• _Goal of the exercise_
Give every line of the data again, unchanged, but with no pictures.
Start of Supplied records
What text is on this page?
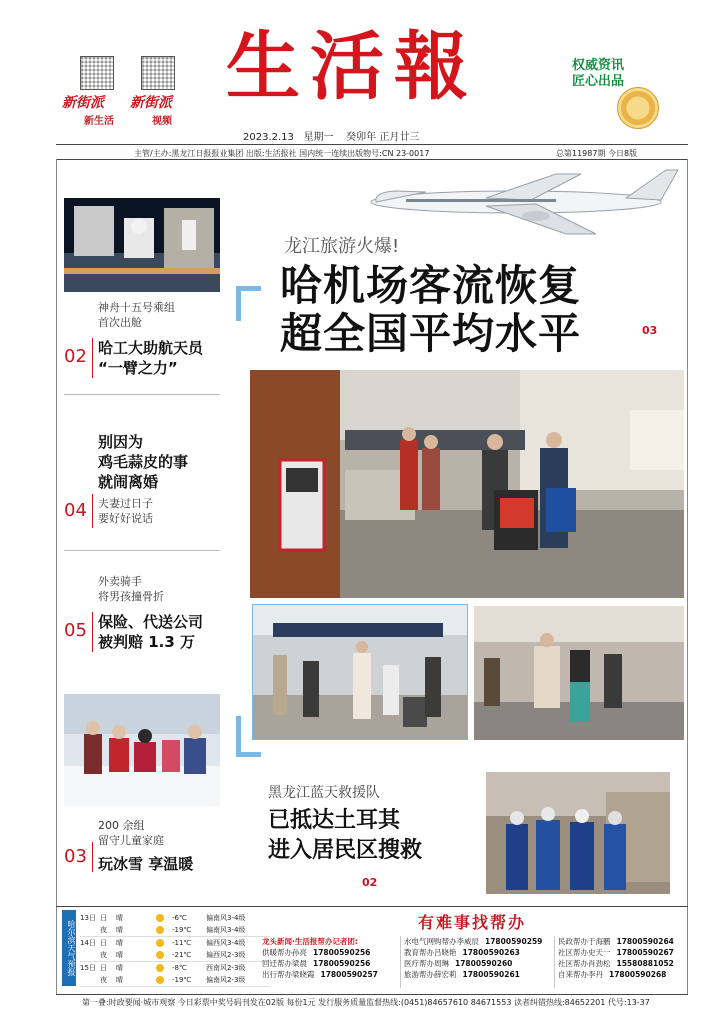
新街派
新生活
新街派
视频
生活報	权威资讯
匠心出品
2023.2.13 星期一 癸卯年 正月廿三
主管/主办:黑龙江日报报业集团 出版:生活报社 国内统一连续出版物号:CN 23-0017	总第11987期 今日8版
神舟十五号乘组
首次出舱
02 哈工大助航天员
“一臂之力”
别因为
鸡毛蒜皮的事
就闹离婚
04 夫妻过日子
要好好说话
外卖骑手
将男孩撞骨折
05 保险、代送公司
被判赔 1.3 万
200 余组
留守儿童家庭
03 玩冰雪 享温暖
龙江旅游火爆!
哈机场客流恢复
超全国平均水平	03
黑龙江蓝天救援队
已抵达土耳其
进入居民区搜救
02
哈尔滨天气预报
13日 日	晴	-6℃	偏南风3-4级
夜	晴	-19℃	偏南风3-4级
14日 日	晴	-11℃	偏西风3-4级
夜	晴	-21℃	偏西风2-3级
15日 日	晴	-8℃	西南风2-3级
夜	晴	-19℃	偏南风2-3级
有难事找帮办
龙头新闻·生活报帮办记者团:
供暖帮办孙亮 17800590256
回迁帮办梁晨 17800590256
出行帮办梁晓霞 17800590257
水电气网购帮办李威辰 17800590259
教育帮办吕晓艳 17800590263
医疗帮办周琳 17800590260
旅游帮办薛宏莉 17800590261
民政帮办于海鹏 17800590264
社区帮办史天一 17800590267
社区帮办肖劲松 15580881052
自来帮办李丹 17800590268
第一叠:时政要闻·城市观察 今日彩票中奖号码刊发在02版 每份1元 发行服务质量监督热线:(0451)84657610 84671553 读者纠错热线:84652201 代号:13-37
End of Supplied records
• _Correct output_
What text is on this page?
新街派
新生活
新街派
视频
生活報	权威资讯
匠心出品
2023.2.13 星期一 癸卯年 正月廿三
主管/主办:黑龙江日报报业集团 出版:生活报社 国内统一连续出版物号:CN 23-0017	总第11987期 今日8版
神舟十五号乘组
首次出舱
02 哈工大助航天员
“一臂之力”
别因为
鸡毛蒜皮的事
就闹离婚
04 夫妻过日子
要好好说话
外卖骑手
将男孩撞骨折
05 保险、代送公司
被判赔 1.3 万
200 余组
留守儿童家庭
03 玩冰雪 享温暖
龙江旅游火爆!
哈机场客流恢复
超全国平均水平	03
黑龙江蓝天救援队
已抵达土耳其
进入居民区搜救
02
哈尔滨天气预报
13日 日	晴	-6℃	偏南风3-4级
夜	晴	-19℃	偏南风3-4级
14日 日	晴	-11℃	偏西风3-4级
夜	晴	-21℃	偏西风2-3级
15日 日	晴	-8℃	西南风2-3级
夜	晴	-19℃	偏南风2-3级
有难事找帮办
龙头新闻·生活报帮办记者团:
供暖帮办孙亮 17800590256
回迁帮办梁晨 17800590256
出行帮办梁晓霞 17800590257
水电气网购帮办李威辰 17800590259
教育帮办吕晓艳 17800590263
医疗帮办周琳 17800590260
旅游帮办薛宏莉 17800590261
民政帮办于海鹏 17800590264
社区帮办史天一 17800590267
社区帮办肖劲松 15580881052
自来帮办李丹 17800590268
第一叠:时政要闻·城市观察 今日彩票中奖号码刊发在02版 每份1元 发行服务质量监督热线:(0451)84657610 84671553 读者纠错热线:84652201 代号:13-37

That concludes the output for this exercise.